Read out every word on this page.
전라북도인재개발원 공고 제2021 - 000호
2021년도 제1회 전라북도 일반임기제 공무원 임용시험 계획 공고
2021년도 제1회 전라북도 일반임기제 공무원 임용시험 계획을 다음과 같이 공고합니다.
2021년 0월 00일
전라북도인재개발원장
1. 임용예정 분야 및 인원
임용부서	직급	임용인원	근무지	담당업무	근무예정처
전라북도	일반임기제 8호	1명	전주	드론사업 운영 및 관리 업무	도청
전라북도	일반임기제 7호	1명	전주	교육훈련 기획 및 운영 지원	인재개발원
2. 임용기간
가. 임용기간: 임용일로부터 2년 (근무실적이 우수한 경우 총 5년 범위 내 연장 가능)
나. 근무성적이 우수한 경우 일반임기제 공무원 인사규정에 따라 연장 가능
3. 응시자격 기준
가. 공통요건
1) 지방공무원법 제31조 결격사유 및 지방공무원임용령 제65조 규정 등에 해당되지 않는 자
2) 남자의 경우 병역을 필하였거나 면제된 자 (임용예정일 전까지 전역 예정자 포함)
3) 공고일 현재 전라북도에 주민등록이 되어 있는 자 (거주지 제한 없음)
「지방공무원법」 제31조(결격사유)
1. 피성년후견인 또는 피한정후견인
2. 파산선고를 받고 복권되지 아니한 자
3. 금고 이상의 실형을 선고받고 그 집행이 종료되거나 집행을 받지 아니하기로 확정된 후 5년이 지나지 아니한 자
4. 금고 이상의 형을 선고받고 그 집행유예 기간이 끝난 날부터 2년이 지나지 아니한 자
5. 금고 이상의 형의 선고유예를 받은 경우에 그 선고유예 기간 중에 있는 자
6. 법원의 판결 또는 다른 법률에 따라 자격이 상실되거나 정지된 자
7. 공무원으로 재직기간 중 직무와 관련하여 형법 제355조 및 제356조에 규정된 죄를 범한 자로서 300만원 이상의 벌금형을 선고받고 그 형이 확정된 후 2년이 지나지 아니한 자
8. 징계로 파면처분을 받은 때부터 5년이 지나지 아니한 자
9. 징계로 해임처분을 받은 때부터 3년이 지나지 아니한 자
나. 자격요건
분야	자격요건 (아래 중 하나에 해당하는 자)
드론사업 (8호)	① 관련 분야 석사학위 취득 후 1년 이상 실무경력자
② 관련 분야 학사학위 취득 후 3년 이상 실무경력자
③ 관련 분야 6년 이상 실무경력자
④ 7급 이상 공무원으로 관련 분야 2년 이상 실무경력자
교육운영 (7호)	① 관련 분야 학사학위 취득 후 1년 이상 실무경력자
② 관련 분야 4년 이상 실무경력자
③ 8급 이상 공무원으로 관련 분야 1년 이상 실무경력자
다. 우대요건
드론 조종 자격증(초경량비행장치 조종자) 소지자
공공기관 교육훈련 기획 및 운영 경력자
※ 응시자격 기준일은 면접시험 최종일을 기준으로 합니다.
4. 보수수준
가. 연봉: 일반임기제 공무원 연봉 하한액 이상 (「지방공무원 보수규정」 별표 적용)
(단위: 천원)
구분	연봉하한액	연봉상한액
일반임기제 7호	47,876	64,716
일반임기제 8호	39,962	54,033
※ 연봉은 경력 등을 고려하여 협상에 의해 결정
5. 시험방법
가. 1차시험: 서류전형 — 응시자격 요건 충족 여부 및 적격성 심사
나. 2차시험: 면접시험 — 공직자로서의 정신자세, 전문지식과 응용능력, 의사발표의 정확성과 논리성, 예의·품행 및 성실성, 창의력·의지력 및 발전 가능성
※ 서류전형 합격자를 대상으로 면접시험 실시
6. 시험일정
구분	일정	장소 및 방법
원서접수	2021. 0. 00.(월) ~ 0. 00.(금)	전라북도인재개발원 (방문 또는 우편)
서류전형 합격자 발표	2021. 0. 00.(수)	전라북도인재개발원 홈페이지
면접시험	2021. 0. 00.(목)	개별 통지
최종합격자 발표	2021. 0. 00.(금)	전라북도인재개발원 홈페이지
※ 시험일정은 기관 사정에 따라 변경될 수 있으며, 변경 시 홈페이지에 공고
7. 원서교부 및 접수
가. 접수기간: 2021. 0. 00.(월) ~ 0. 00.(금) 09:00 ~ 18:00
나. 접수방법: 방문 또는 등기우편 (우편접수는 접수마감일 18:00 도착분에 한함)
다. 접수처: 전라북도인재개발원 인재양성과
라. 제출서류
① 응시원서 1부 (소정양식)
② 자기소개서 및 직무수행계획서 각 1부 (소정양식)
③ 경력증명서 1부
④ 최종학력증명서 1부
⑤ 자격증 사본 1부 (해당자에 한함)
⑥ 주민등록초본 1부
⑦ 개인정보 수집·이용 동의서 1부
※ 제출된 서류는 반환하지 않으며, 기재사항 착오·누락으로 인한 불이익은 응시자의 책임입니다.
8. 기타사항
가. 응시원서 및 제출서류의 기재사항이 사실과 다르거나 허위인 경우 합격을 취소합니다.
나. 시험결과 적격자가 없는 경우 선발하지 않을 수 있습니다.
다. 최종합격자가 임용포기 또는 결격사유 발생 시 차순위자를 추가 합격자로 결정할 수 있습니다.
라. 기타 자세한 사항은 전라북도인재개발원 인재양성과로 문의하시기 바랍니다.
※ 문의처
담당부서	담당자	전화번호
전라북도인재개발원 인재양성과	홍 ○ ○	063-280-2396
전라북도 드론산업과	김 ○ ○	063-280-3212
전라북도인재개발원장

* * * * * * * * *

Exercise goal ▸
Copy every line above that holds the word "교육훈련".

Correct answer ▸
전라북도	일반임기제 7호	1명	전주	교육훈련 기획 및 운영 지원	인재개발원
공공기관 교육훈련 기획 및 운영 경력자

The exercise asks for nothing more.